### TASK DETAILS
Set the listing down again in full, word for word, with the pictures left out.

━━━ SOURCE MATERIAL

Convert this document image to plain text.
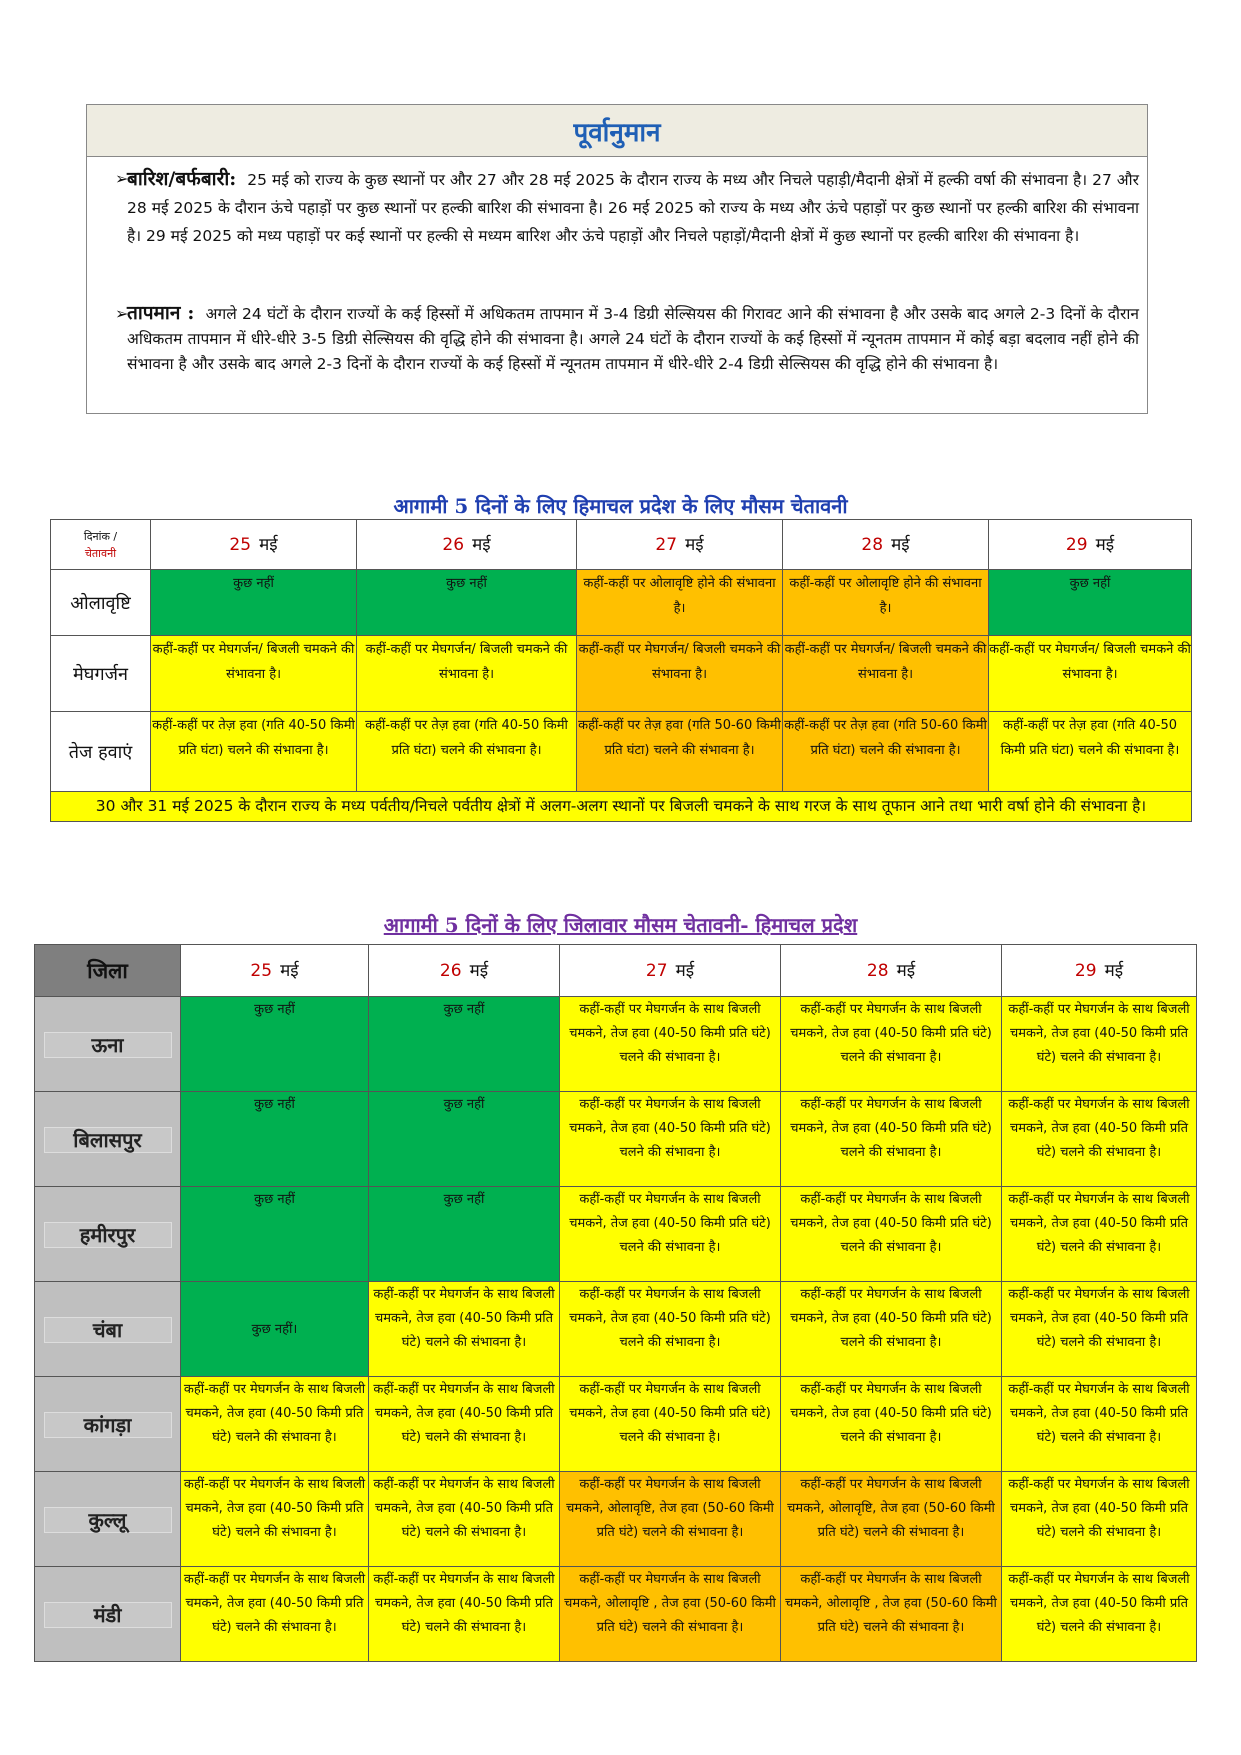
पूर्वानुमान
➢
बारिश/बर्फबारी: 25 मई को राज्य के कुछ स्थानों पर और 27 और 28 मई 2025 के दौरान राज्य के मध्य और निचले पहाड़ी/मैदानी क्षेत्रों में हल्की वर्षा की संभावना है। 27 और 28 मई 2025 के दौरान ऊंचे पहाड़ों पर कुछ स्थानों पर हल्की बारिश की संभावना है। 26 मई 2025 को राज्य के मध्य और ऊंचे पहाड़ों पर कुछ स्थानों पर हल्की बारिश की संभावना है। 29 मई 2025 को मध्य पहाड़ों पर कई स्थानों पर हल्की से मध्यम बारिश और ऊंचे पहाड़ों और निचले पहाड़ों/मैदानी क्षेत्रों में कुछ स्थानों पर हल्की बारिश की संभावना है।
➢
तापमान : अगले 24 घंटों के दौरान राज्यों के कई हिस्सों में अधिकतम तापमान में 3-4 डिग्री सेल्सियस की गिरावट आने की संभावना है और उसके बाद अगले 2-3 दिनों के दौरान अधिकतम तापमान में धीरे-धीरे 3-5 डिग्री सेल्सियस की वृद्धि होने की संभावना है। अगले 24 घंटों के दौरान राज्यों के कई हिस्सों में न्यूनतम तापमान में कोई बड़ा बदलाव नहीं होने की संभावना है और उसके बाद अगले 2-3 दिनों के दौरान राज्यों के कई हिस्सों में न्यूनतम तापमान में धीरे-धीरे 2-4 डिग्री सेल्सियस की वृद्धि होने की संभावना है।
आगामी 5 दिनों के लिए हिमाचल प्रदेश के लिए मौसम चेतावनी
दिनांक /
चेतावनी	25 मई	26 मई	27 मई	28 मई	29 मई
ओलावृष्टि	कुछ नहीं	कुछ नहीं	कहीं-कहीं पर ओलावृष्टि होने की संभावना है।	कहीं-कहीं पर ओलावृष्टि होने की संभावना है।	कुछ नहीं
मेघगर्जन	कहीं-कहीं पर मेघगर्जन/ बिजली चमकने की संभावना है।	कहीं-कहीं पर मेघगर्जन/ बिजली चमकने की संभावना है।	कहीं-कहीं पर मेघगर्जन/ बिजली चमकने की संभावना है।	कहीं-कहीं पर मेघगर्जन/ बिजली चमकने की संभावना है।	कहीं-कहीं पर मेघगर्जन/ बिजली चमकने की संभावना है।
तेज हवाएं	कहीं-कहीं पर तेज़ हवा (गति 40-50 किमी प्रति घंटा) चलने की संभावना है।	कहीं-कहीं पर तेज़ हवा (गति 40-50 किमी प्रति घंटा) चलने की संभावना है।	कहीं-कहीं पर तेज़ हवा (गति 50-60 किमी प्रति घंटा) चलने की संभावना है।	कहीं-कहीं पर तेज़ हवा (गति 50-60 किमी प्रति घंटा) चलने की संभावना है।	कहीं-कहीं पर तेज़ हवा (गति 40-50 किमी प्रति घंटा) चलने की संभावना है।
30 और 31 मई 2025 के दौरान राज्य के मध्य पर्वतीय/निचले पर्वतीय क्षेत्रों में अलग-अलग स्थानों पर बिजली चमकने के साथ गरज के साथ तूफान आने तथा भारी वर्षा होने की संभावना है।					
आगामी 5 दिनों के लिए जिलावार मौसम चेतावनी- हिमाचल प्रदेश
जिला	25 मई	26 मई	27 मई	28 मई	29 मई
ऊना	कुछ नहीं	कुछ नहीं	कहीं-कहीं पर मेघगर्जन के साथ बिजली चमकने, तेज हवा (40-50 किमी प्रति घंटे) चलने की संभावना है।	कहीं-कहीं पर मेघगर्जन के साथ बिजली चमकने, तेज हवा (40-50 किमी प्रति घंटे) चलने की संभावना है।	कहीं-कहीं पर मेघगर्जन के साथ बिजली चमकने, तेज हवा (40-50 किमी प्रति घंटे) चलने की संभावना है।
बिलासपुर	कुछ नहीं	कुछ नहीं	कहीं-कहीं पर मेघगर्जन के साथ बिजली चमकने, तेज हवा (40-50 किमी प्रति घंटे) चलने की संभावना है।	कहीं-कहीं पर मेघगर्जन के साथ बिजली चमकने, तेज हवा (40-50 किमी प्रति घंटे) चलने की संभावना है।	कहीं-कहीं पर मेघगर्जन के साथ बिजली चमकने, तेज हवा (40-50 किमी प्रति घंटे) चलने की संभावना है।
हमीरपुर	कुछ नहीं	कुछ नहीं	कहीं-कहीं पर मेघगर्जन के साथ बिजली चमकने, तेज हवा (40-50 किमी प्रति घंटे) चलने की संभावना है।	कहीं-कहीं पर मेघगर्जन के साथ बिजली चमकने, तेज हवा (40-50 किमी प्रति घंटे) चलने की संभावना है।	कहीं-कहीं पर मेघगर्जन के साथ बिजली चमकने, तेज हवा (40-50 किमी प्रति घंटे) चलने की संभावना है।
चंबा	कुछ नहीं।	कहीं-कहीं पर मेघगर्जन के साथ बिजली चमकने, तेज हवा (40-50 किमी प्रति घंटे) चलने की संभावना है।	कहीं-कहीं पर मेघगर्जन के साथ बिजली चमकने, तेज हवा (40-50 किमी प्रति घंटे) चलने की संभावना है।	कहीं-कहीं पर मेघगर्जन के साथ बिजली चमकने, तेज हवा (40-50 किमी प्रति घंटे) चलने की संभावना है।	कहीं-कहीं पर मेघगर्जन के साथ बिजली चमकने, तेज हवा (40-50 किमी प्रति घंटे) चलने की संभावना है।
कांगड़ा	कहीं-कहीं पर मेघगर्जन के साथ बिजली चमकने, तेज हवा (40-50 किमी प्रति घंटे) चलने की संभावना है।	कहीं-कहीं पर मेघगर्जन के साथ बिजली चमकने, तेज हवा (40-50 किमी प्रति घंटे) चलने की संभावना है।	कहीं-कहीं पर मेघगर्जन के साथ बिजली चमकने, तेज हवा (40-50 किमी प्रति घंटे) चलने की संभावना है।	कहीं-कहीं पर मेघगर्जन के साथ बिजली चमकने, तेज हवा (40-50 किमी प्रति घंटे) चलने की संभावना है।	कहीं-कहीं पर मेघगर्जन के साथ बिजली चमकने, तेज हवा (40-50 किमी प्रति घंटे) चलने की संभावना है।
कुल्लू	कहीं-कहीं पर मेघगर्जन के साथ बिजली चमकने, तेज हवा (40-50 किमी प्रति घंटे) चलने की संभावना है।	कहीं-कहीं पर मेघगर्जन के साथ बिजली चमकने, तेज हवा (40-50 किमी प्रति घंटे) चलने की संभावना है।	कहीं-कहीं पर मेघगर्जन के साथ बिजली चमकने, ओलावृष्टि, तेज हवा (50-60 किमी प्रति घंटे) चलने की संभावना है।	कहीं-कहीं पर मेघगर्जन के साथ बिजली चमकने, ओलावृष्टि, तेज हवा (50-60 किमी प्रति घंटे) चलने की संभावना है।	कहीं-कहीं पर मेघगर्जन के साथ बिजली चमकने, तेज हवा (40-50 किमी प्रति घंटे) चलने की संभावना है।
मंडी	कहीं-कहीं पर मेघगर्जन के साथ बिजली चमकने, तेज हवा (40-50 किमी प्रति घंटे) चलने की संभावना है।	कहीं-कहीं पर मेघगर्जन के साथ बिजली चमकने, तेज हवा (40-50 किमी प्रति घंटे) चलने की संभावना है।	कहीं-कहीं पर मेघगर्जन के साथ बिजली चमकने, ओलावृष्टि , तेज हवा (50-60 किमी प्रति घंटे) चलने की संभावना है।	कहीं-कहीं पर मेघगर्जन के साथ बिजली चमकने, ओलावृष्टि , तेज हवा (50-60 किमी प्रति घंटे) चलने की संभावना है।	कहीं-कहीं पर मेघगर्जन के साथ बिजली चमकने, तेज हवा (40-50 किमी प्रति घंटे) चलने की संभावना है।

━━━━━━

### REPLY TO THE EXERCISE
Convert this document image to plain text.
पूर्वानुमान
➢
बारिश/बर्फबारी: 25 मई को राज्य के कुछ स्थानों पर और 27 और 28 मई 2025 के दौरान राज्य के मध्य और निचले पहाड़ी/मैदानी क्षेत्रों में हल्की वर्षा की संभावना है। 27 और 28 मई 2025 के दौरान ऊंचे पहाड़ों पर कुछ स्थानों पर हल्की बारिश की संभावना है। 26 मई 2025 को राज्य के मध्य और ऊंचे पहाड़ों पर कुछ स्थानों पर हल्की बारिश की संभावना है। 29 मई 2025 को मध्य पहाड़ों पर कई स्थानों पर हल्की से मध्यम बारिश और ऊंचे पहाड़ों और निचले पहाड़ों/मैदानी क्षेत्रों में कुछ स्थानों पर हल्की बारिश की संभावना है।
➢
तापमान : अगले 24 घंटों के दौरान राज्यों के कई हिस्सों में अधिकतम तापमान में 3-4 डिग्री सेल्सियस की गिरावट आने की संभावना है और उसके बाद अगले 2-3 दिनों के दौरान अधिकतम तापमान में धीरे-धीरे 3-5 डिग्री सेल्सियस की वृद्धि होने की संभावना है। अगले 24 घंटों के दौरान राज्यों के कई हिस्सों में न्यूनतम तापमान में कोई बड़ा बदलाव नहीं होने की संभावना है और उसके बाद अगले 2-3 दिनों के दौरान राज्यों के कई हिस्सों में न्यूनतम तापमान में धीरे-धीरे 2-4 डिग्री सेल्सियस की वृद्धि होने की संभावना है।
आगामी 5 दिनों के लिए हिमाचल प्रदेश के लिए मौसम चेतावनी
दिनांक /
चेतावनी	25 मई	26 मई	27 मई	28 मई	29 मई
ओलावृष्टि	कुछ नहीं	कुछ नहीं	कहीं-कहीं पर ओलावृष्टि होने की संभावना है।	कहीं-कहीं पर ओलावृष्टि होने की संभावना है।	कुछ नहीं
मेघगर्जन	कहीं-कहीं पर मेघगर्जन/ बिजली चमकने की संभावना है।	कहीं-कहीं पर मेघगर्जन/ बिजली चमकने की संभावना है।	कहीं-कहीं पर मेघगर्जन/ बिजली चमकने की संभावना है।	कहीं-कहीं पर मेघगर्जन/ बिजली चमकने की संभावना है।	कहीं-कहीं पर मेघगर्जन/ बिजली चमकने की संभावना है।
तेज हवाएं	कहीं-कहीं पर तेज़ हवा (गति 40-50 किमी प्रति घंटा) चलने की संभावना है।	कहीं-कहीं पर तेज़ हवा (गति 40-50 किमी प्रति घंटा) चलने की संभावना है।	कहीं-कहीं पर तेज़ हवा (गति 50-60 किमी प्रति घंटा) चलने की संभावना है।	कहीं-कहीं पर तेज़ हवा (गति 50-60 किमी प्रति घंटा) चलने की संभावना है।	कहीं-कहीं पर तेज़ हवा (गति 40-50 किमी प्रति घंटा) चलने की संभावना है।
30 और 31 मई 2025 के दौरान राज्य के मध्य पर्वतीय/निचले पर्वतीय क्षेत्रों में अलग-अलग स्थानों पर बिजली चमकने के साथ गरज के साथ तूफान आने तथा भारी वर्षा होने की संभावना है।					
आगामी 5 दिनों के लिए जिलावार मौसम चेतावनी- हिमाचल प्रदेश
जिला	25 मई	26 मई	27 मई	28 मई	29 मई
ऊना	कुछ नहीं	कुछ नहीं	कहीं-कहीं पर मेघगर्जन के साथ बिजली चमकने, तेज हवा (40-50 किमी प्रति घंटे) चलने की संभावना है।	कहीं-कहीं पर मेघगर्जन के साथ बिजली चमकने, तेज हवा (40-50 किमी प्रति घंटे) चलने की संभावना है।	कहीं-कहीं पर मेघगर्जन के साथ बिजली चमकने, तेज हवा (40-50 किमी प्रति घंटे) चलने की संभावना है।
बिलासपुर	कुछ नहीं	कुछ नहीं	कहीं-कहीं पर मेघगर्जन के साथ बिजली चमकने, तेज हवा (40-50 किमी प्रति घंटे) चलने की संभावना है।	कहीं-कहीं पर मेघगर्जन के साथ बिजली चमकने, तेज हवा (40-50 किमी प्रति घंटे) चलने की संभावना है।	कहीं-कहीं पर मेघगर्जन के साथ बिजली चमकने, तेज हवा (40-50 किमी प्रति घंटे) चलने की संभावना है।
हमीरपुर	कुछ नहीं	कुछ नहीं	कहीं-कहीं पर मेघगर्जन के साथ बिजली चमकने, तेज हवा (40-50 किमी प्रति घंटे) चलने की संभावना है।	कहीं-कहीं पर मेघगर्जन के साथ बिजली चमकने, तेज हवा (40-50 किमी प्रति घंटे) चलने की संभावना है।	कहीं-कहीं पर मेघगर्जन के साथ बिजली चमकने, तेज हवा (40-50 किमी प्रति घंटे) चलने की संभावना है।
चंबा	कुछ नहीं।	कहीं-कहीं पर मेघगर्जन के साथ बिजली चमकने, तेज हवा (40-50 किमी प्रति घंटे) चलने की संभावना है।	कहीं-कहीं पर मेघगर्जन के साथ बिजली चमकने, तेज हवा (40-50 किमी प्रति घंटे) चलने की संभावना है।	कहीं-कहीं पर मेघगर्जन के साथ बिजली चमकने, तेज हवा (40-50 किमी प्रति घंटे) चलने की संभावना है।	कहीं-कहीं पर मेघगर्जन के साथ बिजली चमकने, तेज हवा (40-50 किमी प्रति घंटे) चलने की संभावना है।
कांगड़ा	कहीं-कहीं पर मेघगर्जन के साथ बिजली चमकने, तेज हवा (40-50 किमी प्रति घंटे) चलने की संभावना है।	कहीं-कहीं पर मेघगर्जन के साथ बिजली चमकने, तेज हवा (40-50 किमी प्रति घंटे) चलने की संभावना है।	कहीं-कहीं पर मेघगर्जन के साथ बिजली चमकने, तेज हवा (40-50 किमी प्रति घंटे) चलने की संभावना है।	कहीं-कहीं पर मेघगर्जन के साथ बिजली चमकने, तेज हवा (40-50 किमी प्रति घंटे) चलने की संभावना है।	कहीं-कहीं पर मेघगर्जन के साथ बिजली चमकने, तेज हवा (40-50 किमी प्रति घंटे) चलने की संभावना है।
कुल्लू	कहीं-कहीं पर मेघगर्जन के साथ बिजली चमकने, तेज हवा (40-50 किमी प्रति घंटे) चलने की संभावना है।	कहीं-कहीं पर मेघगर्जन के साथ बिजली चमकने, तेज हवा (40-50 किमी प्रति घंटे) चलने की संभावना है।	कहीं-कहीं पर मेघगर्जन के साथ बिजली चमकने, ओलावृष्टि, तेज हवा (50-60 किमी प्रति घंटे) चलने की संभावना है।	कहीं-कहीं पर मेघगर्जन के साथ बिजली चमकने, ओलावृष्टि, तेज हवा (50-60 किमी प्रति घंटे) चलने की संभावना है।	कहीं-कहीं पर मेघगर्जन के साथ बिजली चमकने, तेज हवा (40-50 किमी प्रति घंटे) चलने की संभावना है।
मंडी	कहीं-कहीं पर मेघगर्जन के साथ बिजली चमकने, तेज हवा (40-50 किमी प्रति घंटे) चलने की संभावना है।	कहीं-कहीं पर मेघगर्जन के साथ बिजली चमकने, तेज हवा (40-50 किमी प्रति घंटे) चलने की संभावना है।	कहीं-कहीं पर मेघगर्जन के साथ बिजली चमकने, ओलावृष्टि , तेज हवा (50-60 किमी प्रति घंटे) चलने की संभावना है।	कहीं-कहीं पर मेघगर्जन के साथ बिजली चमकने, ओलावृष्टि , तेज हवा (50-60 किमी प्रति घंटे) चलने की संभावना है।	कहीं-कहीं पर मेघगर्जन के साथ बिजली चमकने, तेज हवा (40-50 किमी प्रति घंटे) चलने की संभावना है।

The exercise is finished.